** START OF Dataset content **

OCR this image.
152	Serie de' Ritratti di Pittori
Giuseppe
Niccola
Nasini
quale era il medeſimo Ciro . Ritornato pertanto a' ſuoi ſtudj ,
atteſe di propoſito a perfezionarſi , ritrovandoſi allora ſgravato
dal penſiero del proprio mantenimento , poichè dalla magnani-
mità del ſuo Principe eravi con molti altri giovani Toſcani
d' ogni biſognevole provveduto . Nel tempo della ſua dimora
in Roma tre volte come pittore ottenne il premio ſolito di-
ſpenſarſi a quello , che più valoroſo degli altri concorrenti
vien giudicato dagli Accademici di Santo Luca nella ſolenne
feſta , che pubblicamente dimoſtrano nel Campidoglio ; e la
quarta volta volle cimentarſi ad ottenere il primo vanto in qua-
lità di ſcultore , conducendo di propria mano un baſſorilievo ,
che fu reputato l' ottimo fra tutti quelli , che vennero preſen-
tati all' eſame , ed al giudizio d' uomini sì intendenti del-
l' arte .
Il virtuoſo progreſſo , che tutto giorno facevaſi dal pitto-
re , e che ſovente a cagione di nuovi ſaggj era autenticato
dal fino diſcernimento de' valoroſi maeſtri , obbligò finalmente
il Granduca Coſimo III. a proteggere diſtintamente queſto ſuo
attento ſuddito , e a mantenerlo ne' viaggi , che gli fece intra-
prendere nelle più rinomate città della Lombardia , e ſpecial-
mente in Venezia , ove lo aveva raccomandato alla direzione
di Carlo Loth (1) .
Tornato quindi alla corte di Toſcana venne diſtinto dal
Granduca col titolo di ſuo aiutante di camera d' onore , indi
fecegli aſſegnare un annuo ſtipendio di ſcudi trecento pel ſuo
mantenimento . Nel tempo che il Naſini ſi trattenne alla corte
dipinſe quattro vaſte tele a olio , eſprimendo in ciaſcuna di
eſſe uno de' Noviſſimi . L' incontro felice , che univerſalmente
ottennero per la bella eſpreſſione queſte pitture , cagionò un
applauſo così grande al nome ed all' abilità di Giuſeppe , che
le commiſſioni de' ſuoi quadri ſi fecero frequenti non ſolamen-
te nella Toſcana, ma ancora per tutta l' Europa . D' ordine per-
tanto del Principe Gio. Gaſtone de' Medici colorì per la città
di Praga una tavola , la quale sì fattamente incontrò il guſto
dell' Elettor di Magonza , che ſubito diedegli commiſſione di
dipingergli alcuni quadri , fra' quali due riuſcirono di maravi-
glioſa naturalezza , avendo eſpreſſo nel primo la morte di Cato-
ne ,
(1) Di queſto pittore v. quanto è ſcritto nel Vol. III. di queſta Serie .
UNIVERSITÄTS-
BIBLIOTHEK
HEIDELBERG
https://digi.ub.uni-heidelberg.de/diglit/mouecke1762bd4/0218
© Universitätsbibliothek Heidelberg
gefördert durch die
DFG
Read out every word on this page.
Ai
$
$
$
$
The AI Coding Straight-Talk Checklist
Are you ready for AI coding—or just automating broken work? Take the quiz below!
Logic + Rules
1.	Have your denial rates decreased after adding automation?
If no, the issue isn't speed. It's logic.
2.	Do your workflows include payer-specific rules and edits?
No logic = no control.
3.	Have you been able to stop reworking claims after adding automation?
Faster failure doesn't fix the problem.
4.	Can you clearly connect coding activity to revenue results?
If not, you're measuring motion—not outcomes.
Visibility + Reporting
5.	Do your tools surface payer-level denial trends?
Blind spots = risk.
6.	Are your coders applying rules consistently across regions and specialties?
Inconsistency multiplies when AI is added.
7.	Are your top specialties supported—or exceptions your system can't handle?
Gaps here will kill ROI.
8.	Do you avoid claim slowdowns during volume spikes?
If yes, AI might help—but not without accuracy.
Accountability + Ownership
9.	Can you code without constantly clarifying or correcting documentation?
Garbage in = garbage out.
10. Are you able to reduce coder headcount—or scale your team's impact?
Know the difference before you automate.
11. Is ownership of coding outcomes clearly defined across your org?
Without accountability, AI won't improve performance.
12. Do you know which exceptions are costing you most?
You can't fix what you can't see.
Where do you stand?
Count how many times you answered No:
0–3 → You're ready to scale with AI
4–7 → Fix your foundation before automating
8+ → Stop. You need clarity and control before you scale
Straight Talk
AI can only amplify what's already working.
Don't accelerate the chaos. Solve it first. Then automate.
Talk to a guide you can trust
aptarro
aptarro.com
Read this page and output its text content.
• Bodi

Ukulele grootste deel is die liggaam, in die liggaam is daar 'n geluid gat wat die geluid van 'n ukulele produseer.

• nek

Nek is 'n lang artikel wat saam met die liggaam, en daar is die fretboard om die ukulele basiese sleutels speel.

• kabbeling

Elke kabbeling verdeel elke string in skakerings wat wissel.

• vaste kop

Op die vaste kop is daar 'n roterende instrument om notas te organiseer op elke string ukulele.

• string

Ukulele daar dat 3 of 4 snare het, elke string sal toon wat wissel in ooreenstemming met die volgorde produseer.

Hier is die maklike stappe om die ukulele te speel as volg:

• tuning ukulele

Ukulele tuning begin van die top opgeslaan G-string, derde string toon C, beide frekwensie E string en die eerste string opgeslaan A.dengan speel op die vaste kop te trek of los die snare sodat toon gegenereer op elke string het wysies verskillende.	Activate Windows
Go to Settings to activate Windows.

** END OF Dataset content **

Repeat the whole listing exactly, keeping every line intact.

_Answer for the task_:
OCR this image.
152	Serie de' Ritratti di Pittori
Giuseppe
Niccola
Nasini
quale era il medeſimo Ciro . Ritornato pertanto a' ſuoi ſtudj ,
atteſe di propoſito a perfezionarſi , ritrovandoſi allora ſgravato
dal penſiero del proprio mantenimento , poichè dalla magnani-
mità del ſuo Principe eravi con molti altri giovani Toſcani
d' ogni biſognevole provveduto . Nel tempo della ſua dimora
in Roma tre volte come pittore ottenne il premio ſolito di-
ſpenſarſi a quello , che più valoroſo degli altri concorrenti
vien giudicato dagli Accademici di Santo Luca nella ſolenne
feſta , che pubblicamente dimoſtrano nel Campidoglio ; e la
quarta volta volle cimentarſi ad ottenere il primo vanto in qua-
lità di ſcultore , conducendo di propria mano un baſſorilievo ,
che fu reputato l' ottimo fra tutti quelli , che vennero preſen-
tati all' eſame , ed al giudizio d' uomini sì intendenti del-
l' arte .
Il virtuoſo progreſſo , che tutto giorno facevaſi dal pitto-
re , e che ſovente a cagione di nuovi ſaggj era autenticato
dal fino diſcernimento de' valoroſi maeſtri , obbligò finalmente
il Granduca Coſimo III. a proteggere diſtintamente queſto ſuo
attento ſuddito , e a mantenerlo ne' viaggi , che gli fece intra-
prendere nelle più rinomate città della Lombardia , e ſpecial-
mente in Venezia , ove lo aveva raccomandato alla direzione
di Carlo Loth (1) .
Tornato quindi alla corte di Toſcana venne diſtinto dal
Granduca col titolo di ſuo aiutante di camera d' onore , indi
fecegli aſſegnare un annuo ſtipendio di ſcudi trecento pel ſuo
mantenimento . Nel tempo che il Naſini ſi trattenne alla corte
dipinſe quattro vaſte tele a olio , eſprimendo in ciaſcuna di
eſſe uno de' Noviſſimi . L' incontro felice , che univerſalmente
ottennero per la bella eſpreſſione queſte pitture , cagionò un
applauſo così grande al nome ed all' abilità di Giuſeppe , che
le commiſſioni de' ſuoi quadri ſi fecero frequenti non ſolamen-
te nella Toſcana, ma ancora per tutta l' Europa . D' ordine per-
tanto del Principe Gio. Gaſtone de' Medici colorì per la città
di Praga una tavola , la quale sì fattamente incontrò il guſto
dell' Elettor di Magonza , che ſubito diedegli commiſſione di
dipingergli alcuni quadri , fra' quali due riuſcirono di maravi-
glioſa naturalezza , avendo eſpreſſo nel primo la morte di Cato-
ne ,
(1) Di queſto pittore v. quanto è ſcritto nel Vol. III. di queſta Serie .
UNIVERSITÄTS-
BIBLIOTHEK
HEIDELBERG
https://digi.ub.uni-heidelberg.de/diglit/mouecke1762bd4/0218
© Universitätsbibliothek Heidelberg
gefördert durch die
DFG
Read out every word on this page.
Ai
$
$
$
$
The AI Coding Straight-Talk Checklist
Are you ready for AI coding—or just automating broken work? Take the quiz below!
Logic + Rules
1.	Have your denial rates decreased after adding automation?
If no, the issue isn't speed. It's logic.
2.	Do your workflows include payer-specific rules and edits?
No logic = no control.
3.	Have you been able to stop reworking claims after adding automation?
Faster failure doesn't fix the problem.
4.	Can you clearly connect coding activity to revenue results?
If not, you're measuring motion—not outcomes.
Visibility + Reporting
5.	Do your tools surface payer-level denial trends?
Blind spots = risk.
6.	Are your coders applying rules consistently across regions and specialties?
Inconsistency multiplies when AI is added.
7.	Are your top specialties supported—or exceptions your system can't handle?
Gaps here will kill ROI.
8.	Do you avoid claim slowdowns during volume spikes?
If yes, AI might help—but not without accuracy.
Accountability + Ownership
9.	Can you code without constantly clarifying or correcting documentation?
Garbage in = garbage out.
10. Are you able to reduce coder headcount—or scale your team's impact?
Know the difference before you automate.
11. Is ownership of coding outcomes clearly defined across your org?
Without accountability, AI won't improve performance.
12. Do you know which exceptions are costing you most?
You can't fix what you can't see.
Where do you stand?
Count how many times you answered No:
0–3 → You're ready to scale with AI
4–7 → Fix your foundation before automating
8+ → Stop. You need clarity and control before you scale
Straight Talk
AI can only amplify what's already working.
Don't accelerate the chaos. Solve it first. Then automate.
Talk to a guide you can trust
aptarro
aptarro.com
Read this page and output its text content.
• Bodi

Ukulele grootste deel is die liggaam, in die liggaam is daar 'n geluid gat wat die geluid van 'n ukulele produseer.

• nek

Nek is 'n lang artikel wat saam met die liggaam, en daar is die fretboard om die ukulele basiese sleutels speel.

• kabbeling

Elke kabbeling verdeel elke string in skakerings wat wissel.

• vaste kop

Op die vaste kop is daar 'n roterende instrument om notas te organiseer op elke string ukulele.

• string

Ukulele daar dat 3 of 4 snare het, elke string sal toon wat wissel in ooreenstemming met die volgorde produseer.

Hier is die maklike stappe om die ukulele te speel as volg:

• tuning ukulele

Ukulele tuning begin van die top opgeslaan G-string, derde string toon C, beide frekwensie E string en die eerste string opgeslaan A.dengan speel op die vaste kop te trek of los die snare sodat toon gegenereer op elke string het wysies verskillende.	Activate Windows
Go to Settings to activate Windows.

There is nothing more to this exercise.